[Items from a data source]
.....

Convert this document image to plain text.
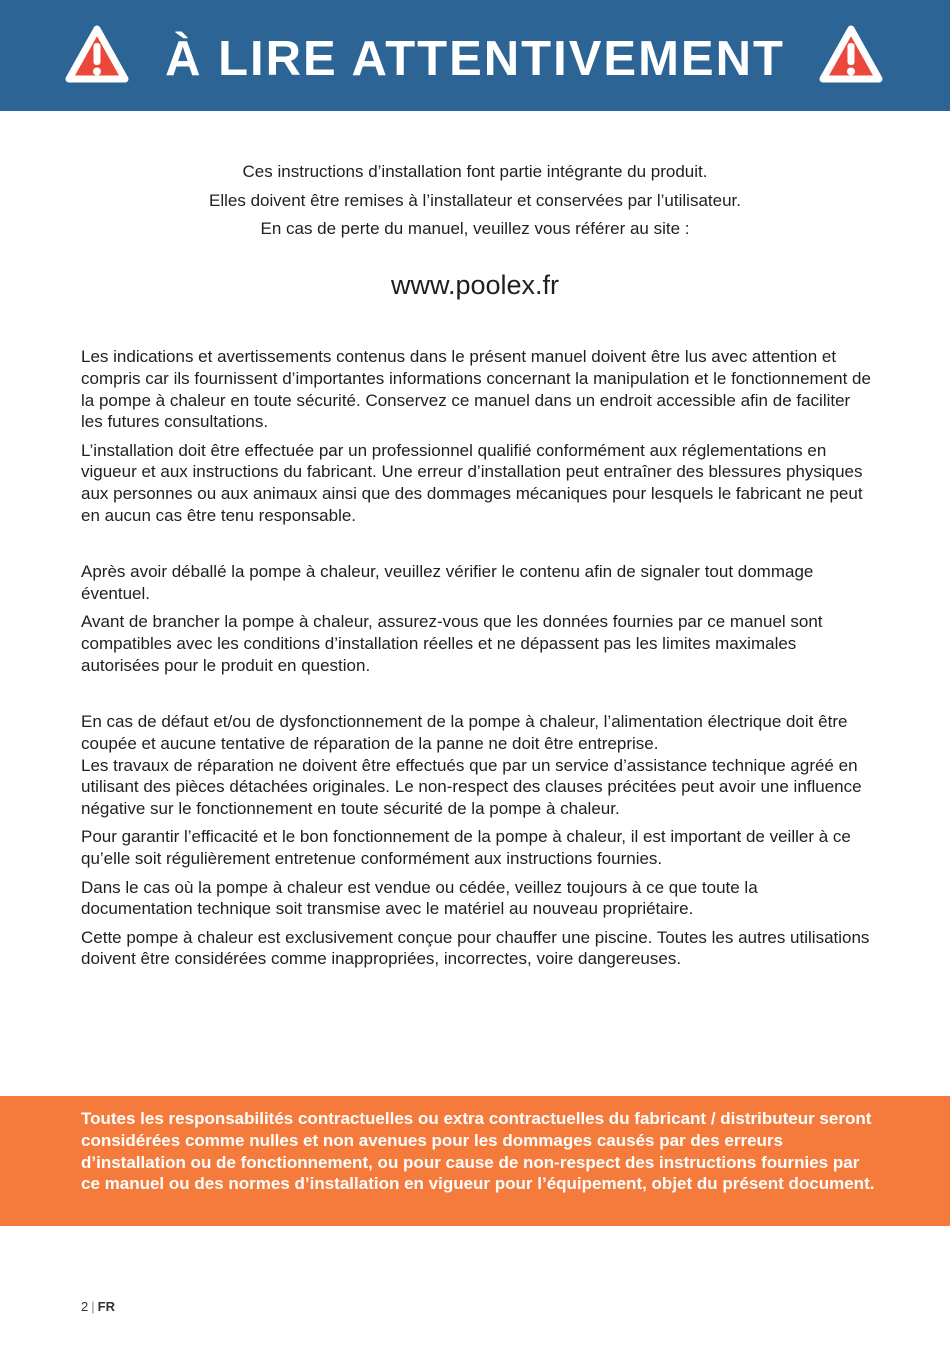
À LIRE ATTENTIVEMENT

Ces instructions d’installation font partie intégrante du produit.

Elles doivent être remises à l’installateur et conservées par l’utilisateur.

En cas de perte du manuel, veuillez vous référer au site :

www.poolex.fr

Les indications et avertissements contenus dans le présent manuel doivent être lus avec attention et compris car ils fournissent d’importantes informations concernant la manipulation et le fonctionnement de la pompe à chaleur en toute sécurité. Conservez ce manuel dans un endroit accessible afin de faciliter les futures consultations.

L’installation doit être effectuée par un professionnel qualifié conformément aux réglementations en vigueur et aux instructions du fabricant. Une erreur d’installation peut entraîner des blessures physiques aux personnes ou aux animaux ainsi que des dommages mécaniques pour lesquels le fabricant ne peut en aucun cas être tenu responsable.

Après avoir déballé la pompe à chaleur, veuillez vérifier le contenu afin de signaler tout dommage éventuel.

Avant de brancher la pompe à chaleur, assurez-vous que les données fournies par ce manuel sont compatibles avec les conditions d’installation réelles et ne dépassent pas les limites maximales autorisées pour le produit en question.

En cas de défaut et/ou de dysfonctionnement de la pompe à chaleur, l’alimentation électrique doit être coupée et aucune tentative de réparation de la panne ne doit être entreprise.
Les travaux de réparation ne doivent être effectués que par un service d’assistance technique agréé en utilisant des pièces détachées originales. Le non-respect des clauses précitées peut avoir une influence négative sur le fonctionnement en toute sécurité de la pompe à chaleur.

Pour garantir l’efficacité et le bon fonctionnement de la pompe à chaleur, il est important de veiller à ce qu’elle soit régulièrement entretenue conformément aux instructions fournies.

Dans le cas où la pompe à chaleur est vendue ou cédée, veillez toujours à ce que toute la documentation technique soit transmise avec le matériel au nouveau propriétaire.

Cette pompe à chaleur est exclusivement conçue pour chauffer une piscine. Toutes les autres utilisations doivent être considérées comme inappropriées, incorrectes, voire dangereuses.

Toutes les responsabilités contractuelles ou extra contractuelles du fabricant / distributeur seront considérées comme nulles et non avenues pour les dommages causés par des erreurs d’installation ou de fonctionnement, ou pour cause de non-respect des instructions fournies par ce manuel ou des normes d’installation en vigueur pour l’équipement, objet du présent document.

2 | FR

.....

Problem description: From the material above, gather all lines that include the string "respect" and copy them.

Exercise solution:
Les travaux de réparation ne doivent être effectués que par un service d’assistance technique agréé en utilisant des pièces détachées originales. Le non-respect des clauses précitées peut avoir une influence négative sur le fonctionnement en toute sécurité de la pompe à chaleur.
Toutes les responsabilités contractuelles ou extra contractuelles du fabricant / distributeur seront considérées comme nulles et non avenues pour les dommages causés par des erreurs d’installation ou de fonctionnement, ou pour cause de non-respect des instructions fournies par ce manuel ou des normes d’installation en vigueur pour l’équipement, objet du présent document.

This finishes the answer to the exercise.